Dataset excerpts
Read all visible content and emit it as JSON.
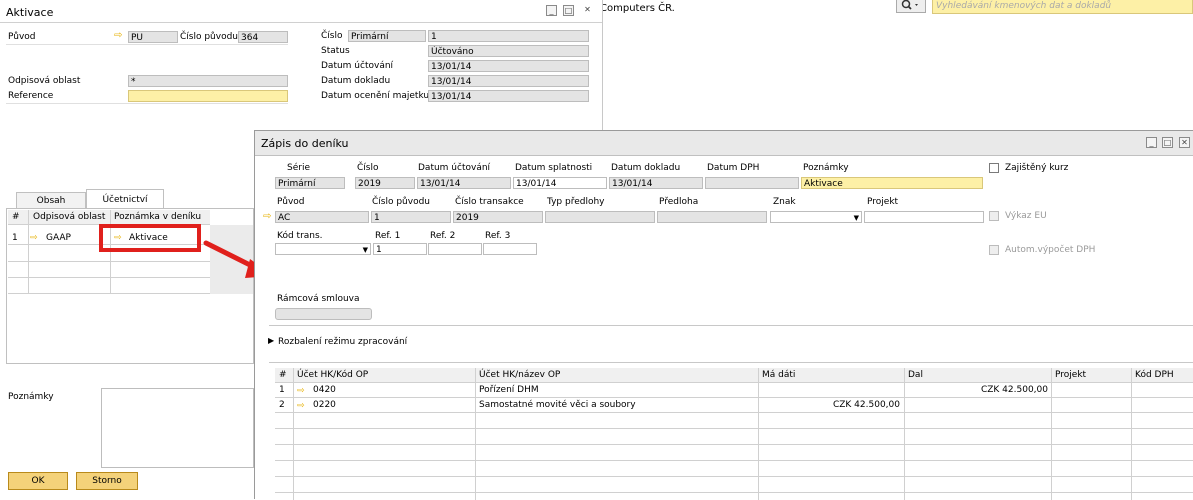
{
  "bg_window": {
    "company_text": "Computers ČR.",
    "search_placeholder": "Vyhledávání kmenových dat a dokladů"
  },
  "aktivace": {
    "title": "Aktivace",
    "puvod_label": "Původ",
    "puvod_value": "PU",
    "cislo_puvodu_label": "Číslo původu",
    "cislo_puvodu_value": "364",
    "odpisova_oblast_label": "Odpisová oblast",
    "odpisova_oblast_value": "*",
    "reference_label": "Reference",
    "cislo_label": "Číslo",
    "cislo_series": "Primární",
    "cislo_value": "1",
    "status_label": "Status",
    "status_value": "Účtováno",
    "datum_uctovani_label": "Datum účtování",
    "datum_uctovani_value": "13/01/14",
    "datum_dokladu_label": "Datum dokladu",
    "datum_dokladu_value": "13/01/14",
    "datum_oceneni_label": "Datum ocenění majetku",
    "datum_oceneni_value": "13/01/14",
    "tabs": [
      "Obsah",
      "Účetnictví"
    ],
    "grid_headers": [
      "#",
      "Odpisová oblast",
      "Poznámka v deníku"
    ],
    "grid_row": {
      "num": "1",
      "area": "GAAP",
      "note": "Aktivace"
    },
    "poznamky_label": "Poznámky",
    "ok_label": "OK",
    "storno_label": "Storno"
  },
  "zapis": {
    "title": "Zápis do deníku",
    "serie_label": "Série",
    "serie_value": "Primární",
    "cislo_label": "Číslo",
    "cislo_value": "2019",
    "datum_uctovani_label": "Datum účtování",
    "datum_uctovani_value": "13/01/14",
    "datum_splatnosti_label": "Datum splatnosti",
    "datum_splatnosti_value": "13/01/14",
    "datum_dokladu_label": "Datum dokladu",
    "datum_dokladu_value": "13/01/14",
    "datum_dph_label": "Datum DPH",
    "poznamky_label": "Poznámky",
    "poznamky_value": "Aktivace",
    "zajisteny_kurz_label": "Zajištěný kurz",
    "puvod_label": "Původ",
    "puvod_value": "AC",
    "cislo_puvodu_label": "Číslo původu",
    "cislo_puvodu_value": "1",
    "cislo_transakce_label": "Číslo transakce",
    "cislo_transakce_value": "2019",
    "typ_predlohy_label": "Typ předlohy",
    "predloha_label": "Předloha",
    "znak_label": "Znak",
    "projekt_label": "Projekt",
    "vykaz_eu_label": "Výkaz EU",
    "kod_trans_label": "Kód trans.",
    "ref1_label": "Ref. 1",
    "ref1_value": "1",
    "ref2_label": "Ref. 2",
    "ref3_label": "Ref. 3",
    "autom_dph_label": "Autom.výpočet DPH",
    "ramcova_smlouva_label": "Rámcová smlouva",
    "rozbaleni_label": "Rozbalení režimu zpracování",
    "table_headers": [
      "#",
      "Účet HK/Kód OP",
      "Účet HK/název OP",
      "Má dáti",
      "Dal",
      "Projekt",
      "Kód DPH"
    ],
    "rows": [
      {
        "num": "1",
        "account": "0420",
        "name": "Pořízení DHM",
        "debit": "",
        "credit": "CZK 42.500,00"
      },
      {
        "num": "2",
        "account": "0220",
        "name": "Samostatné movité věci a soubory",
        "debit": "CZK 42.500,00",
        "credit": ""
      }
    ]
  },
  "colors": {
    "highlight_red": "#e0201c",
    "yellow_field": "#fdf0a6",
    "button_yellow": "#f4d27a",
    "link_arrow": "#e6b000"
  }
}
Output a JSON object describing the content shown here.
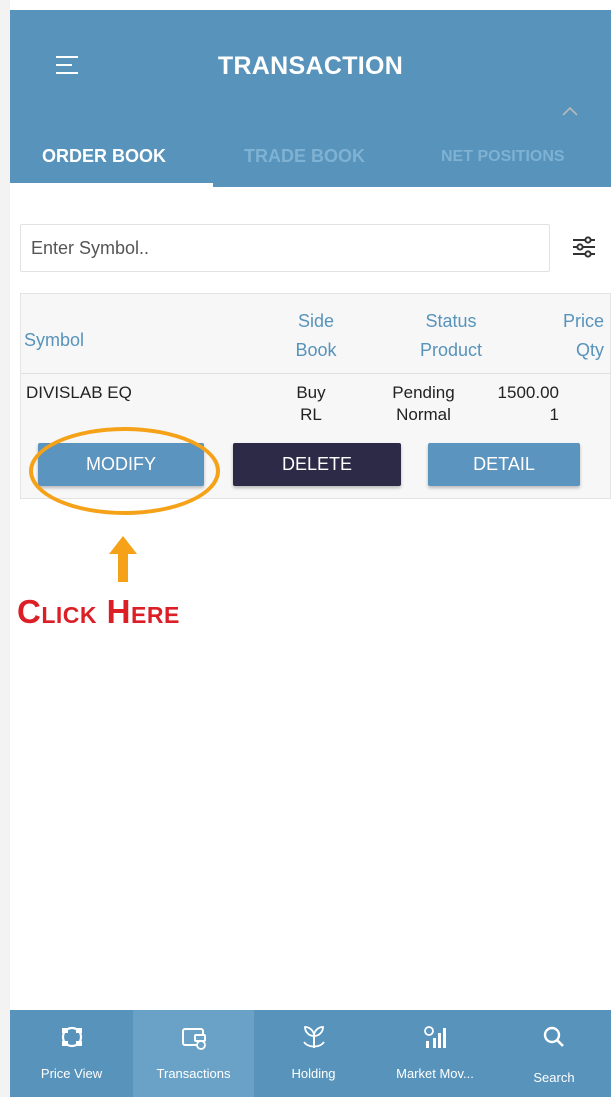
{
  "app_bar": {
    "title": "TRANSACTION",
    "tabs": [
      {
        "label": "ORDER BOOK",
        "active": true
      },
      {
        "label": "TRADE BOOK",
        "active": false
      },
      {
        "label": "NET POSITIONS",
        "active": false
      }
    ]
  },
  "search": {
    "placeholder": "Enter Symbol..",
    "value": ""
  },
  "orders": {
    "headers": {
      "symbol": "Symbol",
      "side": "Side",
      "book": "Book",
      "status": "Status",
      "product": "Product",
      "price": "Price",
      "qty": "Qty"
    },
    "rows": [
      {
        "symbol": "DIVISLAB EQ",
        "side": "Buy",
        "book": "RL",
        "status": "Pending",
        "product": "Normal",
        "price": "1500.00",
        "qty": "1"
      }
    ],
    "actions": {
      "modify": "MODIFY",
      "delete": "DELETE",
      "detail": "DETAIL"
    }
  },
  "annotation": {
    "text": "Click Here",
    "ring_color": "#f5a219",
    "text_color": "#dc1f26"
  },
  "bottom_nav": {
    "items": [
      {
        "label": "Price View",
        "icon": "price-view-icon",
        "active": false
      },
      {
        "label": "Transactions",
        "icon": "wallet-icon",
        "active": true
      },
      {
        "label": "Holding",
        "icon": "holding-plant-icon",
        "active": false
      },
      {
        "label": "Market Mov...",
        "icon": "market-movers-icon",
        "active": false
      },
      {
        "label": "Search",
        "icon": "search-icon",
        "active": false
      }
    ]
  },
  "colors": {
    "primary": "#5793bb",
    "dark_button": "#2d2a48",
    "tab_inactive": "#7fb1d3"
  }
}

● **Exercise description**
Write out the entries again, exactly as given, skipping any images.

● **Response to the task**
Read all visible content and emit it as JSON.
{
  "bg_window": {
    "company_text": "Computers ČR.",
    "search_placeholder": "Vyhledávání kmenových dat a dokladů"
  },
  "aktivace": {
    "title": "Aktivace",
    "puvod_label": "Původ",
    "puvod_value": "PU",
    "cislo_puvodu_label": "Číslo původu",
    "cislo_puvodu_value": "364",
    "odpisova_oblast_label": "Odpisová oblast",
    "odpisova_oblast_value": "*",
    "reference_label": "Reference",
    "cislo_label": "Číslo",
    "cislo_series": "Primární",
    "cislo_value": "1",
    "status_label": "Status",
    "status_value": "Účtováno",
    "datum_uctovani_label": "Datum účtování",
    "datum_uctovani_value": "13/01/14",
    "datum_dokladu_label": "Datum dokladu",
    "datum_dokladu_value": "13/01/14",
    "datum_oceneni_label": "Datum ocenění majetku",
    "datum_oceneni_value": "13/01/14",
    "tabs": [
      "Obsah",
      "Účetnictví"
    ],
    "grid_headers": [
      "#",
      "Odpisová oblast",
      "Poznámka v deníku"
    ],
    "grid_row": {
      "num": "1",
      "area": "GAAP",
      "note": "Aktivace"
    },
    "poznamky_label": "Poznámky",
    "ok_label": "OK",
    "storno_label": "Storno"
  },
  "zapis": {
    "title": "Zápis do deníku",
    "serie_label": "Série",
    "serie_value": "Primární",
    "cislo_label": "Číslo",
    "cislo_value": "2019",
    "datum_uctovani_label": "Datum účtování",
    "datum_uctovani_value": "13/01/14",
    "datum_splatnosti_label": "Datum splatnosti",
    "datum_splatnosti_value": "13/01/14",
    "datum_dokladu_label": "Datum dokladu",
    "datum_dokladu_value": "13/01/14",
    "datum_dph_label": "Datum DPH",
    "poznamky_label": "Poznámky",
    "poznamky_value": "Aktivace",
    "zajisteny_kurz_label": "Zajištěný kurz",
    "puvod_label": "Původ",
    "puvod_value": "AC",
    "cislo_puvodu_label": "Číslo původu",
    "cislo_puvodu_value": "1",
    "cislo_transakce_label": "Číslo transakce",
    "cislo_transakce_value": "2019",
    "typ_predlohy_label": "Typ předlohy",
    "predloha_label": "Předloha",
    "znak_label": "Znak",
    "projekt_label": "Projekt",
    "vykaz_eu_label": "Výkaz EU",
    "kod_trans_label": "Kód trans.",
    "ref1_label": "Ref. 1",
    "ref1_value": "1",
    "ref2_label": "Ref. 2",
    "ref3_label": "Ref. 3",
    "autom_dph_label": "Autom.výpočet DPH",
    "ramcova_smlouva_label": "Rámcová smlouva",
    "rozbaleni_label": "Rozbalení režimu zpracování",
    "table_headers": [
      "#",
      "Účet HK/Kód OP",
      "Účet HK/název OP",
      "Má dáti",
      "Dal",
      "Projekt",
      "Kód DPH"
    ],
    "rows": [
      {
        "num": "1",
        "account": "0420",
        "name": "Pořízení DHM",
        "debit": "",
        "credit": "CZK 42.500,00"
      },
      {
        "num": "2",
        "account": "0220",
        "name": "Samostatné movité věci a soubory",
        "debit": "CZK 42.500,00",
        "credit": ""
      }
    ]
  },
  "colors": {
    "highlight_red": "#e0201c",
    "yellow_field": "#fdf0a6",
    "button_yellow": "#f4d27a",
    "link_arrow": "#e6b000"
  }
}
Output a JSON object describing the content shown here.
{
  "app_bar": {
    "title": "TRANSACTION",
    "tabs": [
      {
        "label": "ORDER BOOK",
        "active": true
      },
      {
        "label": "TRADE BOOK",
        "active": false
      },
      {
        "label": "NET POSITIONS",
        "active": false
      }
    ]
  },
  "search": {
    "placeholder": "Enter Symbol..",
    "value": ""
  },
  "orders": {
    "headers": {
      "symbol": "Symbol",
      "side": "Side",
      "book": "Book",
      "status": "Status",
      "product": "Product",
      "price": "Price",
      "qty": "Qty"
    },
    "rows": [
      {
        "symbol": "DIVISLAB EQ",
        "side": "Buy",
        "book": "RL",
        "status": "Pending",
        "product": "Normal",
        "price": "1500.00",
        "qty": "1"
      }
    ],
    "actions": {
      "modify": "MODIFY",
      "delete": "DELETE",
      "detail": "DETAIL"
    }
  },
  "annotation": {
    "text": "Click Here",
    "ring_color": "#f5a219",
    "text_color": "#dc1f26"
  },
  "bottom_nav": {
    "items": [
      {
        "label": "Price View",
        "icon": "price-view-icon",
        "active": false
      },
      {
        "label": "Transactions",
        "icon": "wallet-icon",
        "active": true
      },
      {
        "label": "Holding",
        "icon": "holding-plant-icon",
        "active": false
      },
      {
        "label": "Market Mov...",
        "icon": "market-movers-icon",
        "active": false
      },
      {
        "label": "Search",
        "icon": "search-icon",
        "active": false
      }
    ]
  },
  "colors": {
    "primary": "#5793bb",
    "dark_button": "#2d2a48",
    "tab_inactive": "#7fb1d3"
  }
}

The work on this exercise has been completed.